• _INFORMATION SHOWN_:
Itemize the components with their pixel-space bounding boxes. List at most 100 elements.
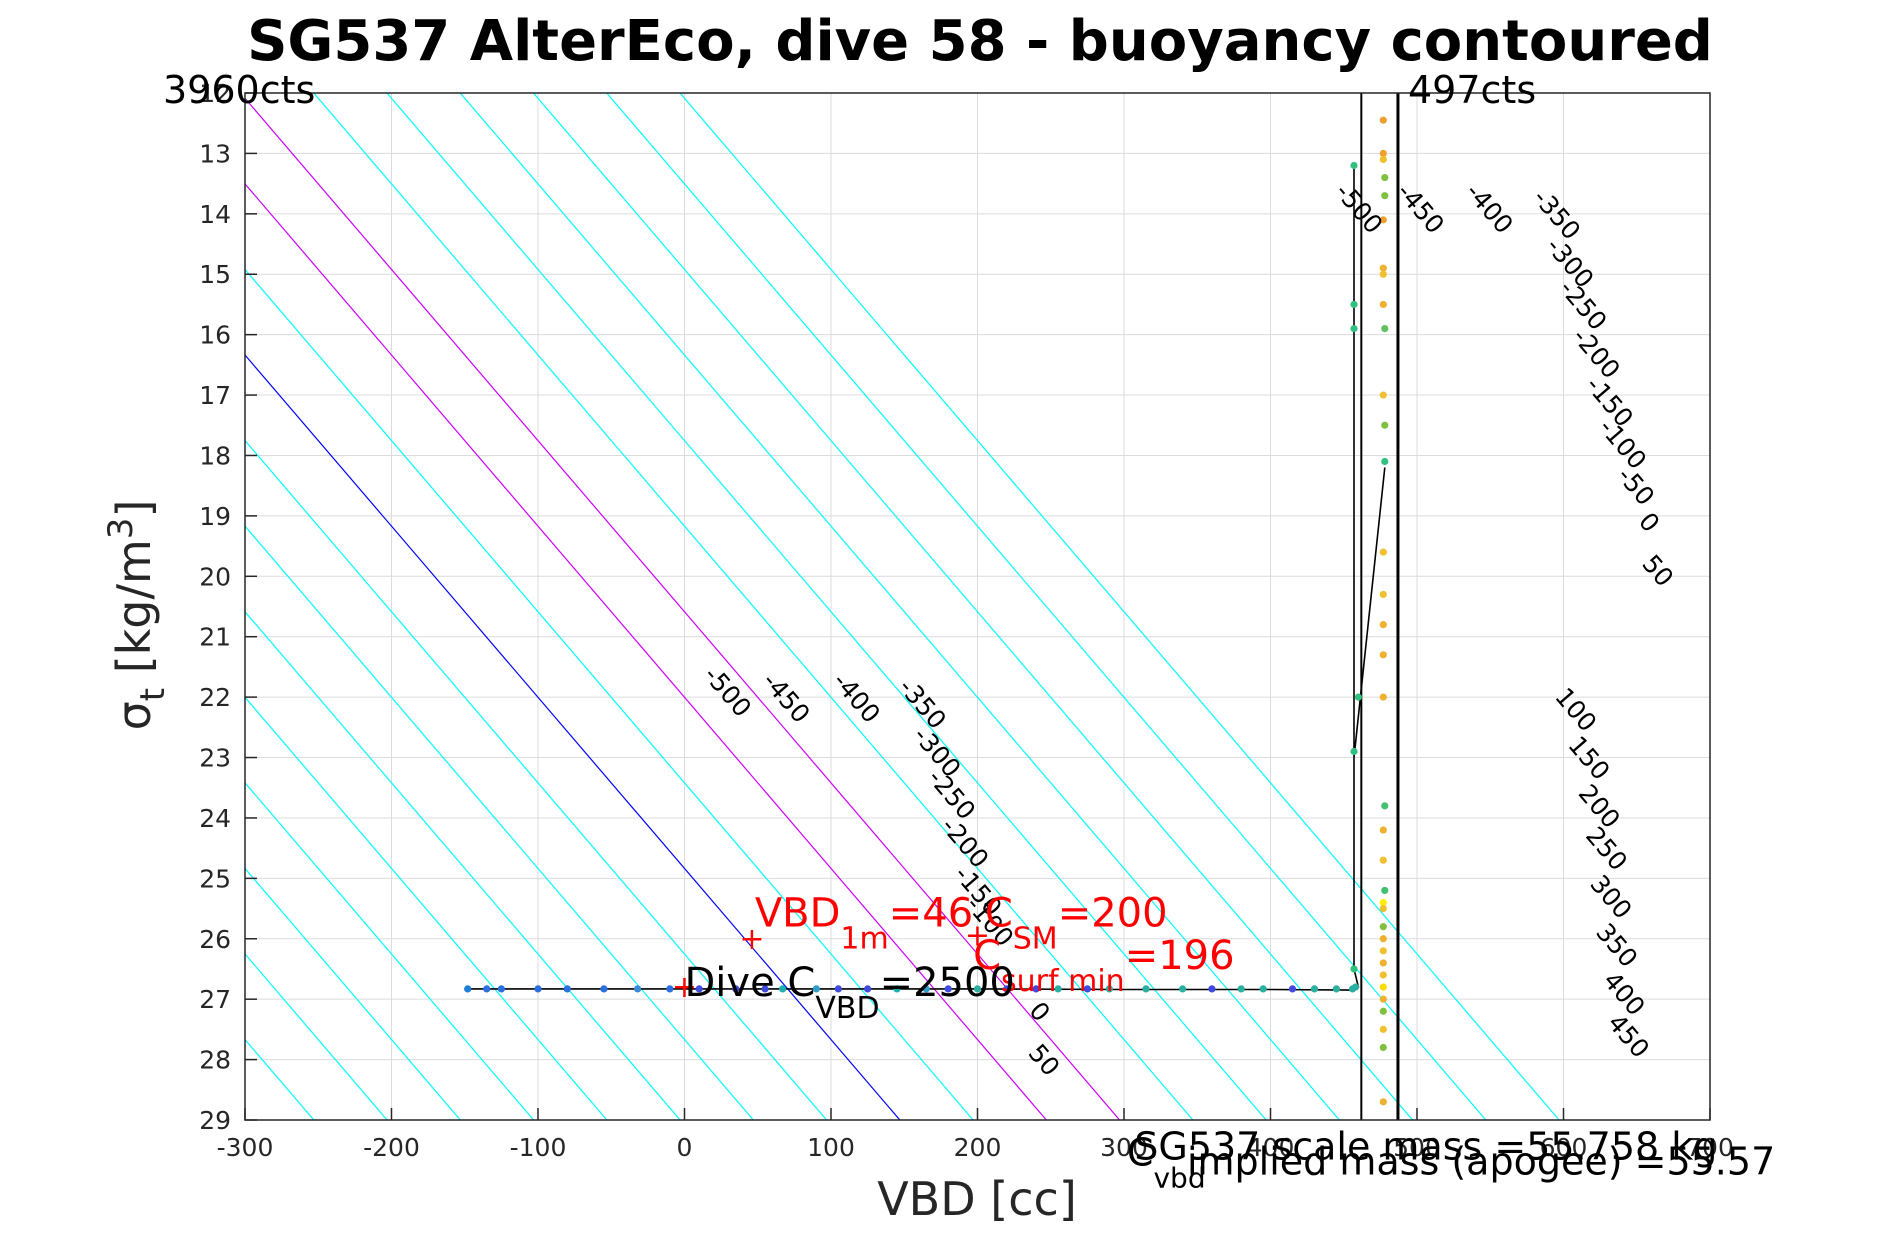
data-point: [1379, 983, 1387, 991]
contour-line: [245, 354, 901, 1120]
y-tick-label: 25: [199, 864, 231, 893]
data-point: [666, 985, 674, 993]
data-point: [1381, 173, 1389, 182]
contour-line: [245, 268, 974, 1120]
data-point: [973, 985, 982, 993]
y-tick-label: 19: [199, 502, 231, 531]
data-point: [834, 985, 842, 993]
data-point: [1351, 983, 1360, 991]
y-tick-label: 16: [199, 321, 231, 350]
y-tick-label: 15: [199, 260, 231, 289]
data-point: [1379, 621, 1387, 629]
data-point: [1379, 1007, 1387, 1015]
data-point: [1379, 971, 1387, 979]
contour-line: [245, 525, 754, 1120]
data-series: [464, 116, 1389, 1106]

• _AIM OF THE TASK_: Copy out the listing above word for word, leaving out the picture.

• _COMPLETED EXERCISE_:
Itemize the components with their pixel-space bounding boxes. List at most 100 elements.
data-point: [1379, 983, 1387, 991]
contour-line: [245, 354, 901, 1120]
y-tick-label: 25: [199, 864, 231, 893]
data-point: [666, 985, 674, 993]
data-point: [1381, 173, 1389, 182]
contour-line: [245, 268, 974, 1120]
data-point: [973, 985, 982, 993]
y-tick-label: 19: [199, 502, 231, 531]
data-point: [834, 985, 842, 993]
data-point: [1351, 983, 1360, 991]
y-tick-label: 16: [199, 321, 231, 350]
y-tick-label: 15: [199, 260, 231, 289]
data-point: [1379, 621, 1387, 629]
data-point: [1379, 1007, 1387, 1015]
data-point: [1379, 971, 1387, 979]
contour-line: [245, 525, 754, 1120]
data-series: [464, 116, 1389, 1106]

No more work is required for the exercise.